The data must be written out once more, precisely as given.

*-*-*

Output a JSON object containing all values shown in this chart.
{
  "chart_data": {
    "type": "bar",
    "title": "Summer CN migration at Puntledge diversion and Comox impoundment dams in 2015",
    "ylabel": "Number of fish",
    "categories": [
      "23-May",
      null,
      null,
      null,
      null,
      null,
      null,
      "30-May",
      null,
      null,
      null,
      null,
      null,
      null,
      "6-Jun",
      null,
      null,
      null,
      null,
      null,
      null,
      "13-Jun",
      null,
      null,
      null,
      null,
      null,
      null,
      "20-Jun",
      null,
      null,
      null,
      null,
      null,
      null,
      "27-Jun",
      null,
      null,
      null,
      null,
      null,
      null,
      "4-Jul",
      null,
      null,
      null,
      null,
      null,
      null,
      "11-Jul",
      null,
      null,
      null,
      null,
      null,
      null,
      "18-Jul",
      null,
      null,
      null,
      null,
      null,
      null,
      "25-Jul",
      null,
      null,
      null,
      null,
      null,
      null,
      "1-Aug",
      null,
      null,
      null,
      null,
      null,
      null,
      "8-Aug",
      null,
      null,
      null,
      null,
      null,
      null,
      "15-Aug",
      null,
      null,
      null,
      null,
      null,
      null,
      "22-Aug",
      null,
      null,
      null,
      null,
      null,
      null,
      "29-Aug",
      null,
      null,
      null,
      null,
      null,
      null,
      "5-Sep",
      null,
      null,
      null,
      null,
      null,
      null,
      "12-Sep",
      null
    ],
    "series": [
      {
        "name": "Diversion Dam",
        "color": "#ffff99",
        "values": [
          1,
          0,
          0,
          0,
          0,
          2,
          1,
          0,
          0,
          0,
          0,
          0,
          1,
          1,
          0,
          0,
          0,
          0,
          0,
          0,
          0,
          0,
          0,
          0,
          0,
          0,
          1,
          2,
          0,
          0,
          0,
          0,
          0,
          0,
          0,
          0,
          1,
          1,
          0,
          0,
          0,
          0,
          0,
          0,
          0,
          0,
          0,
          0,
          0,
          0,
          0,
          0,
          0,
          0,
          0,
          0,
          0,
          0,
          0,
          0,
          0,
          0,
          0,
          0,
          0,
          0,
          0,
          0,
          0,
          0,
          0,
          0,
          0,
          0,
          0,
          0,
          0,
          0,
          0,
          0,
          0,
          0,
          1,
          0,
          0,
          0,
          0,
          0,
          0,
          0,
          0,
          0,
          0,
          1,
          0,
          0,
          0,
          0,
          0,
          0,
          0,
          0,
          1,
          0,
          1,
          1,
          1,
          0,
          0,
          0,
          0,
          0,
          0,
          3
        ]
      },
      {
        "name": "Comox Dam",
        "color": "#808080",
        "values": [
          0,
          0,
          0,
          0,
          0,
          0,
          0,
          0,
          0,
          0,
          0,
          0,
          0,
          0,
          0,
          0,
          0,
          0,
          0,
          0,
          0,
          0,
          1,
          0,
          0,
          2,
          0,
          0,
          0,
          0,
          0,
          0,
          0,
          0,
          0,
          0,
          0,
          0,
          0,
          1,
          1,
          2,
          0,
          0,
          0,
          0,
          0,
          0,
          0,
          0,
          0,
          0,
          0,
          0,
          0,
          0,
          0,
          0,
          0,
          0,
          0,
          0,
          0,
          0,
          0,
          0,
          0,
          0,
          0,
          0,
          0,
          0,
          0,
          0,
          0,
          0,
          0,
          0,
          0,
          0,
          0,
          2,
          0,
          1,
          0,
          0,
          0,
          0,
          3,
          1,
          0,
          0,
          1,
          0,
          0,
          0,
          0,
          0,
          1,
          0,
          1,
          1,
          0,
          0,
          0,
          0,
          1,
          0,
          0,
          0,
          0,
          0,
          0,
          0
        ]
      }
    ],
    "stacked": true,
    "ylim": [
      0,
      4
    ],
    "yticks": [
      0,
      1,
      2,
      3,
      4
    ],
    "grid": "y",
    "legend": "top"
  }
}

*-*-*

▶ _Problem solution_
Output a JSON object containing all values shown in this chart.
{
  "chart_data": {
    "type": "bar",
    "title": "Summer CN migration at Puntledge diversion and Comox impoundment dams in 2015",
    "ylabel": "Number of fish",
    "categories": [
      "23-May",
      null,
      null,
      null,
      null,
      null,
      null,
      "30-May",
      null,
      null,
      null,
      null,
      null,
      null,
      "6-Jun",
      null,
      null,
      null,
      null,
      null,
      null,
      "13-Jun",
      null,
      null,
      null,
      null,
      null,
      null,
      "20-Jun",
      null,
      null,
      null,
      null,
      null,
      null,
      "27-Jun",
      null,
      null,
      null,
      null,
      null,
      null,
      "4-Jul",
      null,
      null,
      null,
      null,
      null,
      null,
      "11-Jul",
      null,
      null,
      null,
      null,
      null,
      null,
      "18-Jul",
      null,
      null,
      null,
      null,
      null,
      null,
      "25-Jul",
      null,
      null,
      null,
      null,
      null,
      null,
      "1-Aug",
      null,
      null,
      null,
      null,
      null,
      null,
      "8-Aug",
      null,
      null,
      null,
      null,
      null,
      null,
      "15-Aug",
      null,
      null,
      null,
      null,
      null,
      null,
      "22-Aug",
      null,
      null,
      null,
      null,
      null,
      null,
      "29-Aug",
      null,
      null,
      null,
      null,
      null,
      null,
      "5-Sep",
      null,
      null,
      null,
      null,
      null,
      null,
      "12-Sep",
      null
    ],
    "series": [
      {
        "name": "Diversion Dam",
        "color": "#ffff99",
        "values": [
          1,
          0,
          0,
          0,
          0,
          2,
          1,
          0,
          0,
          0,
          0,
          0,
          1,
          1,
          0,
          0,
          0,
          0,
          0,
          0,
          0,
          0,
          0,
          0,
          0,
          0,
          1,
          2,
          0,
          0,
          0,
          0,
          0,
          0,
          0,
          0,
          1,
          1,
          0,
          0,
          0,
          0,
          0,
          0,
          0,
          0,
          0,
          0,
          0,
          0,
          0,
          0,
          0,
          0,
          0,
          0,
          0,
          0,
          0,
          0,
          0,
          0,
          0,
          0,
          0,
          0,
          0,
          0,
          0,
          0,
          0,
          0,
          0,
          0,
          0,
          0,
          0,
          0,
          0,
          0,
          0,
          0,
          1,
          0,
          0,
          0,
          0,
          0,
          0,
          0,
          0,
          0,
          0,
          1,
          0,
          0,
          0,
          0,
          0,
          0,
          0,
          0,
          1,
          0,
          1,
          1,
          1,
          0,
          0,
          0,
          0,
          0,
          0,
          3
        ]
      },
      {
        "name": "Comox Dam",
        "color": "#808080",
        "values": [
          0,
          0,
          0,
          0,
          0,
          0,
          0,
          0,
          0,
          0,
          0,
          0,
          0,
          0,
          0,
          0,
          0,
          0,
          0,
          0,
          0,
          0,
          1,
          0,
          0,
          2,
          0,
          0,
          0,
          0,
          0,
          0,
          0,
          0,
          0,
          0,
          0,
          0,
          0,
          1,
          1,
          2,
          0,
          0,
          0,
          0,
          0,
          0,
          0,
          0,
          0,
          0,
          0,
          0,
          0,
          0,
          0,
          0,
          0,
          0,
          0,
          0,
          0,
          0,
          0,
          0,
          0,
          0,
          0,
          0,
          0,
          0,
          0,
          0,
          0,
          0,
          0,
          0,
          0,
          0,
          0,
          2,
          0,
          1,
          0,
          0,
          0,
          0,
          3,
          1,
          0,
          0,
          1,
          0,
          0,
          0,
          0,
          0,
          1,
          0,
          1,
          1,
          0,
          0,
          0,
          0,
          1,
          0,
          0,
          0,
          0,
          0,
          0,
          0
        ]
      }
    ],
    "stacked": true,
    "ylim": [
      0,
      4
    ],
    "yticks": [
      0,
      1,
      2,
      3,
      4
    ],
    "grid": "y",
    "legend": "top"
  }
}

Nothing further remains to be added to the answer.